(Excerpts from a figure dataset)
......

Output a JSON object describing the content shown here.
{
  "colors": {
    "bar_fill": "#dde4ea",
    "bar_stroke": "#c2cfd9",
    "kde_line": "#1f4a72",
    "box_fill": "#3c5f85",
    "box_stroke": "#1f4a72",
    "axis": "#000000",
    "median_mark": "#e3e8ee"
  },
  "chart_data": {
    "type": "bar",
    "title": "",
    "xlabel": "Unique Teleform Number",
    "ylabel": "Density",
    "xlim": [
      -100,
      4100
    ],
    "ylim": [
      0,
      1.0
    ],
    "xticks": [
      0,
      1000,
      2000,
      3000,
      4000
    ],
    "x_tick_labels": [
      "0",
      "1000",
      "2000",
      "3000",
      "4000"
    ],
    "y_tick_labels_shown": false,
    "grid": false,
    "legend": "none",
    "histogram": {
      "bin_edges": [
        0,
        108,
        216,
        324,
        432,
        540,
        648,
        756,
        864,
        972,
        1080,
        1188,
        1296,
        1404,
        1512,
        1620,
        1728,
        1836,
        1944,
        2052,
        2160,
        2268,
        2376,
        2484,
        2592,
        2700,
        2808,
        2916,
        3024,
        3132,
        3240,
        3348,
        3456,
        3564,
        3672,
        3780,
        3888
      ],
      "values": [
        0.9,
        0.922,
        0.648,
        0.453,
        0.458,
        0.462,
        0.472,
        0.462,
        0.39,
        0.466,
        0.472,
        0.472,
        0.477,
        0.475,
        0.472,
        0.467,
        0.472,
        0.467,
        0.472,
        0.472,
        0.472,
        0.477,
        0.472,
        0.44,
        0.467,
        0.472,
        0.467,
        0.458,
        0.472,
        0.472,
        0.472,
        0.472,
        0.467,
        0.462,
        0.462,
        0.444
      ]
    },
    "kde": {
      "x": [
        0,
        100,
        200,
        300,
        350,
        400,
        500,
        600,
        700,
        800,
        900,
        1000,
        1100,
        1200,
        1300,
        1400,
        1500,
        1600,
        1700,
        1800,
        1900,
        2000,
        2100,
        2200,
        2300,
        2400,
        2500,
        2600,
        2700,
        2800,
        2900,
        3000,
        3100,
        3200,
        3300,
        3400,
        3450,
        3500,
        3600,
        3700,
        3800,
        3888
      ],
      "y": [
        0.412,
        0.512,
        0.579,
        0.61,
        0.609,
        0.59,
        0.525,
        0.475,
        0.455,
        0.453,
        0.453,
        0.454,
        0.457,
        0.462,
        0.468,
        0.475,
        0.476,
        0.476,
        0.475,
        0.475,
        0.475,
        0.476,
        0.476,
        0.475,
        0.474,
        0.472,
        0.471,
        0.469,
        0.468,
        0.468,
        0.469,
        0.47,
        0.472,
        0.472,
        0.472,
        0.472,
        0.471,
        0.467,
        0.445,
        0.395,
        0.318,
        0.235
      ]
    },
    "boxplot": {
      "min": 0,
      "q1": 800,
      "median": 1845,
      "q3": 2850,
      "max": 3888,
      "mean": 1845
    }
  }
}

......

TASK STATEMENT: Extract the whole listing, character for character.

SOLVED EXERCISE:
Output a JSON object describing the content shown here.
{
  "colors": {
    "bar_fill": "#dde4ea",
    "bar_stroke": "#c2cfd9",
    "kde_line": "#1f4a72",
    "box_fill": "#3c5f85",
    "box_stroke": "#1f4a72",
    "axis": "#000000",
    "median_mark": "#e3e8ee"
  },
  "chart_data": {
    "type": "bar",
    "title": "",
    "xlabel": "Unique Teleform Number",
    "ylabel": "Density",
    "xlim": [
      -100,
      4100
    ],
    "ylim": [
      0,
      1.0
    ],
    "xticks": [
      0,
      1000,
      2000,
      3000,
      4000
    ],
    "x_tick_labels": [
      "0",
      "1000",
      "2000",
      "3000",
      "4000"
    ],
    "y_tick_labels_shown": false,
    "grid": false,
    "legend": "none",
    "histogram": {
      "bin_edges": [
        0,
        108,
        216,
        324,
        432,
        540,
        648,
        756,
        864,
        972,
        1080,
        1188,
        1296,
        1404,
        1512,
        1620,
        1728,
        1836,
        1944,
        2052,
        2160,
        2268,
        2376,
        2484,
        2592,
        2700,
        2808,
        2916,
        3024,
        3132,
        3240,
        3348,
        3456,
        3564,
        3672,
        3780,
        3888
      ],
      "values": [
        0.9,
        0.922,
        0.648,
        0.453,
        0.458,
        0.462,
        0.472,
        0.462,
        0.39,
        0.466,
        0.472,
        0.472,
        0.477,
        0.475,
        0.472,
        0.467,
        0.472,
        0.467,
        0.472,
        0.472,
        0.472,
        0.477,
        0.472,
        0.44,
        0.467,
        0.472,
        0.467,
        0.458,
        0.472,
        0.472,
        0.472,
        0.472,
        0.467,
        0.462,
        0.462,
        0.444
      ]
    },
    "kde": {
      "x": [
        0,
        100,
        200,
        300,
        350,
        400,
        500,
        600,
        700,
        800,
        900,
        1000,
        1100,
        1200,
        1300,
        1400,
        1500,
        1600,
        1700,
        1800,
        1900,
        2000,
        2100,
        2200,
        2300,
        2400,
        2500,
        2600,
        2700,
        2800,
        2900,
        3000,
        3100,
        3200,
        3300,
        3400,
        3450,
        3500,
        3600,
        3700,
        3800,
        3888
      ],
      "y": [
        0.412,
        0.512,
        0.579,
        0.61,
        0.609,
        0.59,
        0.525,
        0.475,
        0.455,
        0.453,
        0.453,
        0.454,
        0.457,
        0.462,
        0.468,
        0.475,
        0.476,
        0.476,
        0.475,
        0.475,
        0.475,
        0.476,
        0.476,
        0.475,
        0.474,
        0.472,
        0.471,
        0.469,
        0.468,
        0.468,
        0.469,
        0.47,
        0.472,
        0.472,
        0.472,
        0.472,
        0.471,
        0.467,
        0.445,
        0.395,
        0.318,
        0.235
      ]
    },
    "boxplot": {
      "min": 0,
      "q1": 800,
      "median": 1845,
      "q3": 2850,
      "max": 3888,
      "mean": 1845
    }
  }
}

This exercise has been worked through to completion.